-- Start of INPUT RECORDS --

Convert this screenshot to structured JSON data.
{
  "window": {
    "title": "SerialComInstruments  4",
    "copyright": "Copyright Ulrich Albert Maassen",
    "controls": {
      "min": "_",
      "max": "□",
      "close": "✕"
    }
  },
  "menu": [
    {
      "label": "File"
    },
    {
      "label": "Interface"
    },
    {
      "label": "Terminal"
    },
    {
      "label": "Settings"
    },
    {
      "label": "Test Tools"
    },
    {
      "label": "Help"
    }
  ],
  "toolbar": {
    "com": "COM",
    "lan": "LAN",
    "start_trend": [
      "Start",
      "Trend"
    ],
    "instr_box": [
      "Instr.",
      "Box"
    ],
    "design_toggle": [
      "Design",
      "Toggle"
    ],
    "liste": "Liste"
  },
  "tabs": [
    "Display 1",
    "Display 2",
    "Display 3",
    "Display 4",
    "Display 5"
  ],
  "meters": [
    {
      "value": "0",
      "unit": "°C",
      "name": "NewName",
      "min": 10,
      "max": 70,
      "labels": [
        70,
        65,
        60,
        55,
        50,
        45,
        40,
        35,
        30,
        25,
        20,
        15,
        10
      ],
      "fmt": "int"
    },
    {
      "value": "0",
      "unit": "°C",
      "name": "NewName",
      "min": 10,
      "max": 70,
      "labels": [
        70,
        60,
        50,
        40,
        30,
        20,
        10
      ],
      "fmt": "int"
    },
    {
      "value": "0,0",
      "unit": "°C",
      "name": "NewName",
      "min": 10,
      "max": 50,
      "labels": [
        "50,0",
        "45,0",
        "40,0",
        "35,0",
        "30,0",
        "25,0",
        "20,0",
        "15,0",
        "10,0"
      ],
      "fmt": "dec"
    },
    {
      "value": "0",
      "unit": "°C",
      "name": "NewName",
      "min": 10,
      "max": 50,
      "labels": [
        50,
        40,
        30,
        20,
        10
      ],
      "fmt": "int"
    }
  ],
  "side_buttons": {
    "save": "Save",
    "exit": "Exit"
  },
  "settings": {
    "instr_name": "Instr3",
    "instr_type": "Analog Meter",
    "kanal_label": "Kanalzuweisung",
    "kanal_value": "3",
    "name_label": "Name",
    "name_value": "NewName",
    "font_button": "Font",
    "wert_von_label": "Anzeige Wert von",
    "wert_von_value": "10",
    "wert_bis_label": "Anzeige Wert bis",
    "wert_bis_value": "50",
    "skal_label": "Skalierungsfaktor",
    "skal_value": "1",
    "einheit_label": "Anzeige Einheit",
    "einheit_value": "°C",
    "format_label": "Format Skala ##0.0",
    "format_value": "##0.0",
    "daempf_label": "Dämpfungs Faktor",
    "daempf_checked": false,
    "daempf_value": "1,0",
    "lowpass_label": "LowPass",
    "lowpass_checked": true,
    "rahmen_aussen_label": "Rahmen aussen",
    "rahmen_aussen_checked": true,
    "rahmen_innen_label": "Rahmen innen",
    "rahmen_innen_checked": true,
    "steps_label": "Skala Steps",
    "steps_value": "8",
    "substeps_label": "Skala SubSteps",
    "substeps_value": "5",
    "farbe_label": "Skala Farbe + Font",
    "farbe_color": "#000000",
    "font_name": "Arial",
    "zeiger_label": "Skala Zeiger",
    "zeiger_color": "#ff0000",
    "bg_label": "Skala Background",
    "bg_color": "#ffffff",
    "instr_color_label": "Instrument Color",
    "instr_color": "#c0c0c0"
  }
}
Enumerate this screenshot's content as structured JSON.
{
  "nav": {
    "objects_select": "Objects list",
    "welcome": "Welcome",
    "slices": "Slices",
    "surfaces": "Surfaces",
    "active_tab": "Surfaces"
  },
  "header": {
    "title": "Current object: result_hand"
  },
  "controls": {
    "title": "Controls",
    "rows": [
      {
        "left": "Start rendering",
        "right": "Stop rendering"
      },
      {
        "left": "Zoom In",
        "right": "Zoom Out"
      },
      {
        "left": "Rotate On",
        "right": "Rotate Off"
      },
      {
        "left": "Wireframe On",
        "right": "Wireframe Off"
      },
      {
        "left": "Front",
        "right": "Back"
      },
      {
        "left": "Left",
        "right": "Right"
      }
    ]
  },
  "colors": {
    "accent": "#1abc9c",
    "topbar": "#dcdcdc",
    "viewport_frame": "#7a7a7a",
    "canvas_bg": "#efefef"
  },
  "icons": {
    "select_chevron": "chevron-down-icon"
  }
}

-- End of INPUT RECORDS --

### SET TASK
Beginning at the line where "Enumerate this screenshot's" appears, extract each line through the end of the data above; keep them exact and include nothing else.

### EXERCISE RESPONSE
Enumerate this screenshot's content as structured JSON.
{
  "nav": {
    "objects_select": "Objects list",
    "welcome": "Welcome",
    "slices": "Slices",
    "surfaces": "Surfaces",
    "active_tab": "Surfaces"
  },
  "header": {
    "title": "Current object: result_hand"
  },
  "controls": {
    "title": "Controls",
    "rows": [
      {
        "left": "Start rendering",
        "right": "Stop rendering"
      },
      {
        "left": "Zoom In",
        "right": "Zoom Out"
      },
      {
        "left": "Rotate On",
        "right": "Rotate Off"
      },
      {
        "left": "Wireframe On",
        "right": "Wireframe Off"
      },
      {
        "left": "Front",
        "right": "Back"
      },
      {
        "left": "Left",
        "right": "Right"
      }
    ]
  },
  "colors": {
    "accent": "#1abc9c",
    "topbar": "#dcdcdc",
    "viewport_frame": "#7a7a7a",
    "canvas_bg": "#efefef"
  },
  "icons": {
    "select_chevron": "chevron-down-icon"
  }
}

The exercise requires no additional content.